**Task**
Check every line of the material below for the string "trail", and return the ones that have it.

####################

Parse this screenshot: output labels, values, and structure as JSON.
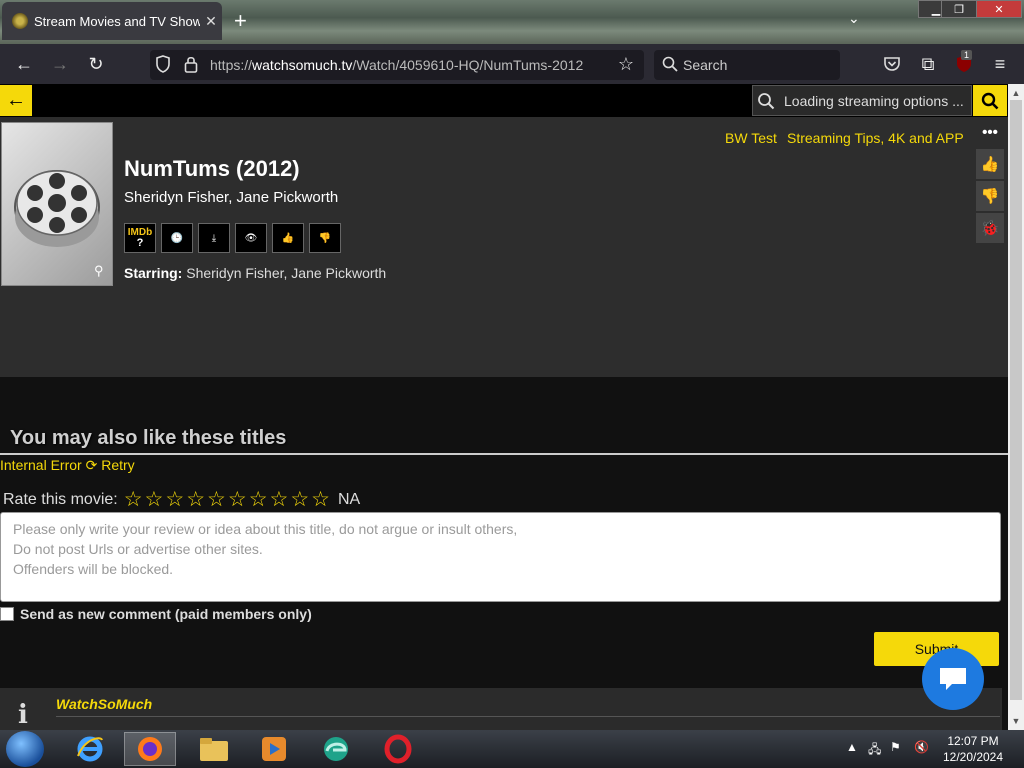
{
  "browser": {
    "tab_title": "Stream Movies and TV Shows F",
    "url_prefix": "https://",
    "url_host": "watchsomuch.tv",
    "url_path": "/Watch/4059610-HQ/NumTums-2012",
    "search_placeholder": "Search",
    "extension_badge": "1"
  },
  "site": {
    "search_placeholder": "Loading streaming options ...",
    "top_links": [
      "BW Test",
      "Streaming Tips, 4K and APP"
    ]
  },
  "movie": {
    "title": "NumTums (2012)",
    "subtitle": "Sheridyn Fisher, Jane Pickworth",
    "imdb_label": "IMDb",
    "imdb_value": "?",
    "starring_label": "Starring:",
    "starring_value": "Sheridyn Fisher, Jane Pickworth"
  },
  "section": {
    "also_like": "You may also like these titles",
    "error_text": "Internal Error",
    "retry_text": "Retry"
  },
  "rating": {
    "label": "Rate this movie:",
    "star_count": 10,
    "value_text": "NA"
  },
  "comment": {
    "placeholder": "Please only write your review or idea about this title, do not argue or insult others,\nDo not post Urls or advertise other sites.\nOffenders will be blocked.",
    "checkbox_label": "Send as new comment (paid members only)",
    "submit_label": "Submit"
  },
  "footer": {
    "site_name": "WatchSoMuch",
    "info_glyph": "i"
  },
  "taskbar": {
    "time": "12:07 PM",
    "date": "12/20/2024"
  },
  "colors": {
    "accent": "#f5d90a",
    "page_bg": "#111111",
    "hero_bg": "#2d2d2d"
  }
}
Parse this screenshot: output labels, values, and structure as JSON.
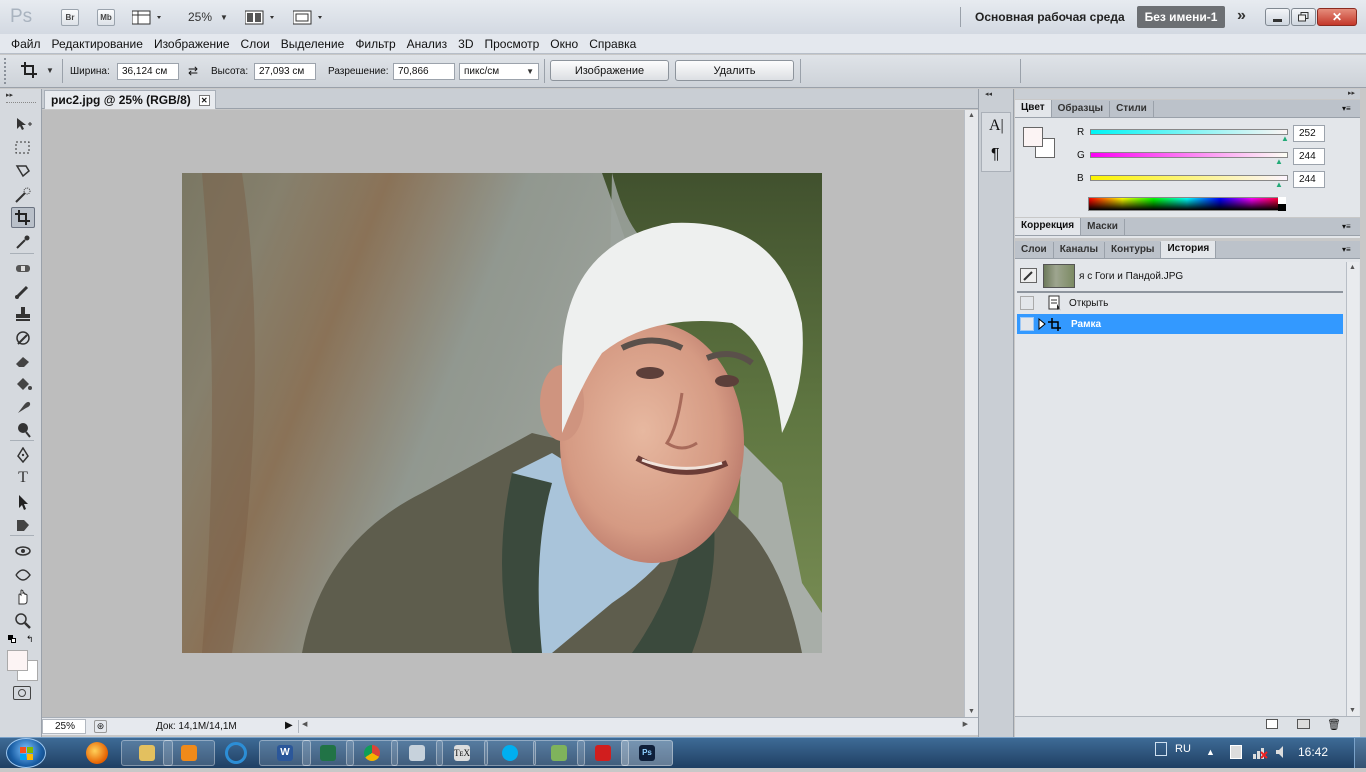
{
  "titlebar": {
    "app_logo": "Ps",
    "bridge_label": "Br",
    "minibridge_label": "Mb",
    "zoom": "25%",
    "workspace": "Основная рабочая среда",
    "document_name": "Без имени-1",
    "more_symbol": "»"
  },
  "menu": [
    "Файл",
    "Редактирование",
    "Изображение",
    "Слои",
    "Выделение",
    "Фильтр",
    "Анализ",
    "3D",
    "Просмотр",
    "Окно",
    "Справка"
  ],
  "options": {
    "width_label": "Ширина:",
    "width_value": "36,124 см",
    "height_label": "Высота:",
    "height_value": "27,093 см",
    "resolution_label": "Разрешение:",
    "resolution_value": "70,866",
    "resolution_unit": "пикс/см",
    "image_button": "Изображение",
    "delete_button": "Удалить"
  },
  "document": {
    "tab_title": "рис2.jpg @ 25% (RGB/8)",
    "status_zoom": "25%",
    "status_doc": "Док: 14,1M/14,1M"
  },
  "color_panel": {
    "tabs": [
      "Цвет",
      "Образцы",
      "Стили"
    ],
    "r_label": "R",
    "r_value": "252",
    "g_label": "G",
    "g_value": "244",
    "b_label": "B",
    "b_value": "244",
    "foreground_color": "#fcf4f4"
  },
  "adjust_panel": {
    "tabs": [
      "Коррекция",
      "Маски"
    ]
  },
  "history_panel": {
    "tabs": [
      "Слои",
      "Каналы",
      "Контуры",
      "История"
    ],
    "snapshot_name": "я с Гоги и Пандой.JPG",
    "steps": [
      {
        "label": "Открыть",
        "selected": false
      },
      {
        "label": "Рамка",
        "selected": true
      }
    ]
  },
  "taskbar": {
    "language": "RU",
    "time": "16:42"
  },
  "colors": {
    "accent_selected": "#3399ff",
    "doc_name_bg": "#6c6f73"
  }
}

####################

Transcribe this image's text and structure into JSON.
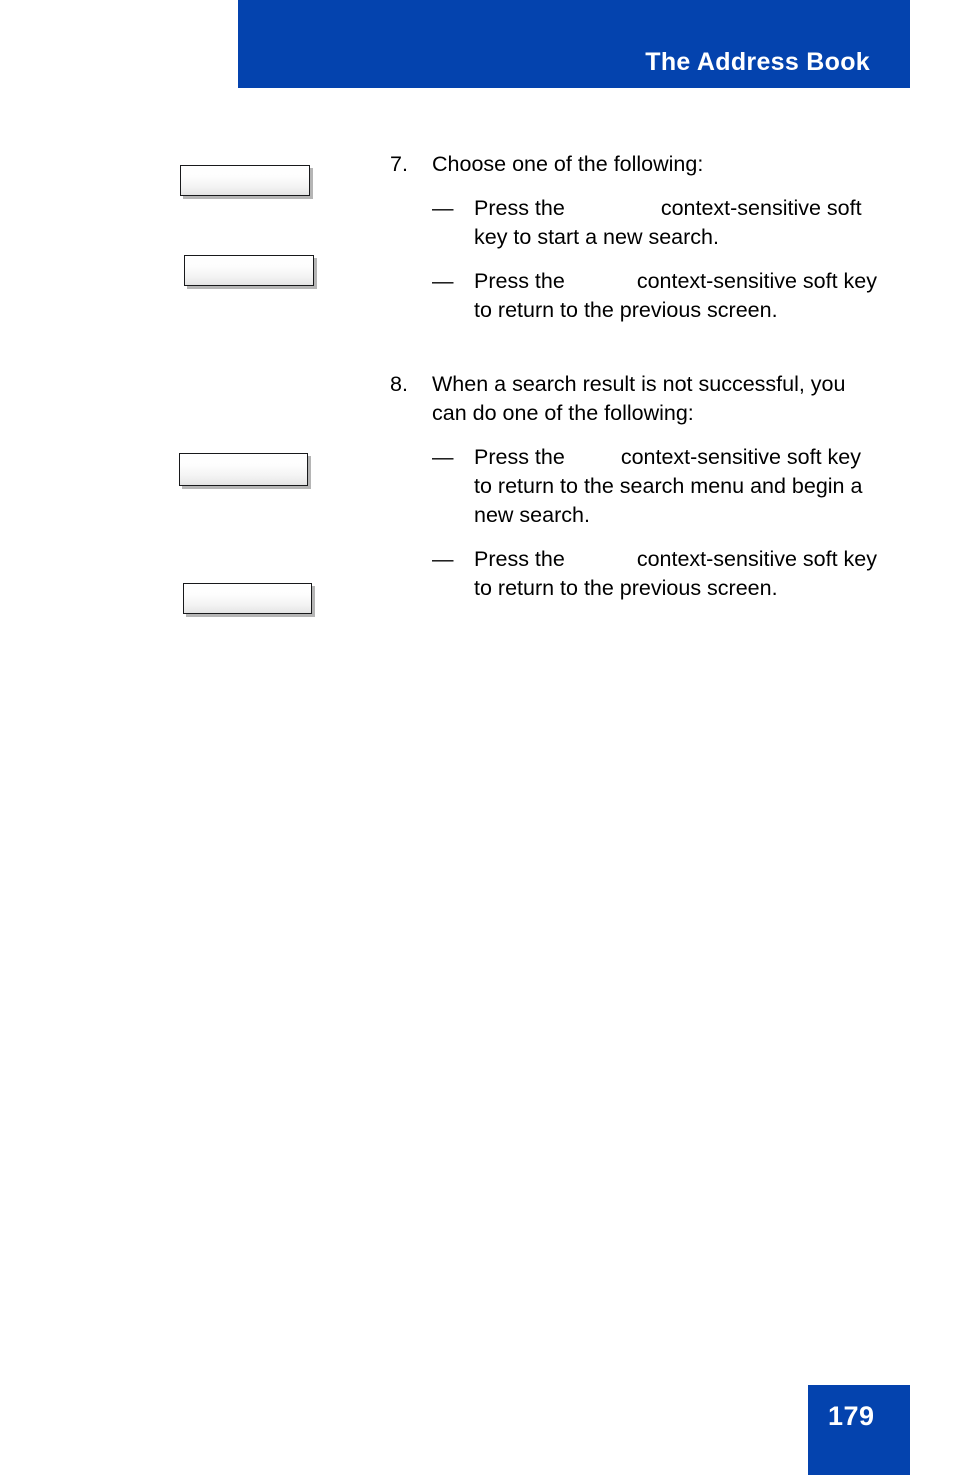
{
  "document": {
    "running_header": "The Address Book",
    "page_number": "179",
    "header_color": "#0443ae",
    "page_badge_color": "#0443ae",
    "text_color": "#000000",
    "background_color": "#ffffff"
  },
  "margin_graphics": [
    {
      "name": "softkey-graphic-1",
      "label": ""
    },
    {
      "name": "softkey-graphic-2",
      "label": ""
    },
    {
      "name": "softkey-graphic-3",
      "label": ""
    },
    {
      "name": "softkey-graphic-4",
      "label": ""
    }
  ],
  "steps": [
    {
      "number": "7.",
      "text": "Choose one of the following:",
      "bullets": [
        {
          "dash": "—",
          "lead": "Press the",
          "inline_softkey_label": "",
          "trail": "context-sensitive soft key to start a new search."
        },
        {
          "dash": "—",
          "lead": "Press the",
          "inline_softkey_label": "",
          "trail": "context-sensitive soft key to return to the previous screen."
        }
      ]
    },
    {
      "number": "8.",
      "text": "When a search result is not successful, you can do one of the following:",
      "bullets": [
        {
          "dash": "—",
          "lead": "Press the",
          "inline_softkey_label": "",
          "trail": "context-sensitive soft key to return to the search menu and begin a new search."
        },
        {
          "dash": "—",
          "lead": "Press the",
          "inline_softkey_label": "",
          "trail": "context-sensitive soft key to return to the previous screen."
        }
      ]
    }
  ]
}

####################

**Written reply**
          "trail": "context-sensitive soft key to start a new search."
          "trail": "context-sensitive soft key to return to the previous screen."
          "trail": "context-sensitive soft key to return to the search menu and begin a new search."
          "trail": "context-sensitive soft key to return to the previous screen."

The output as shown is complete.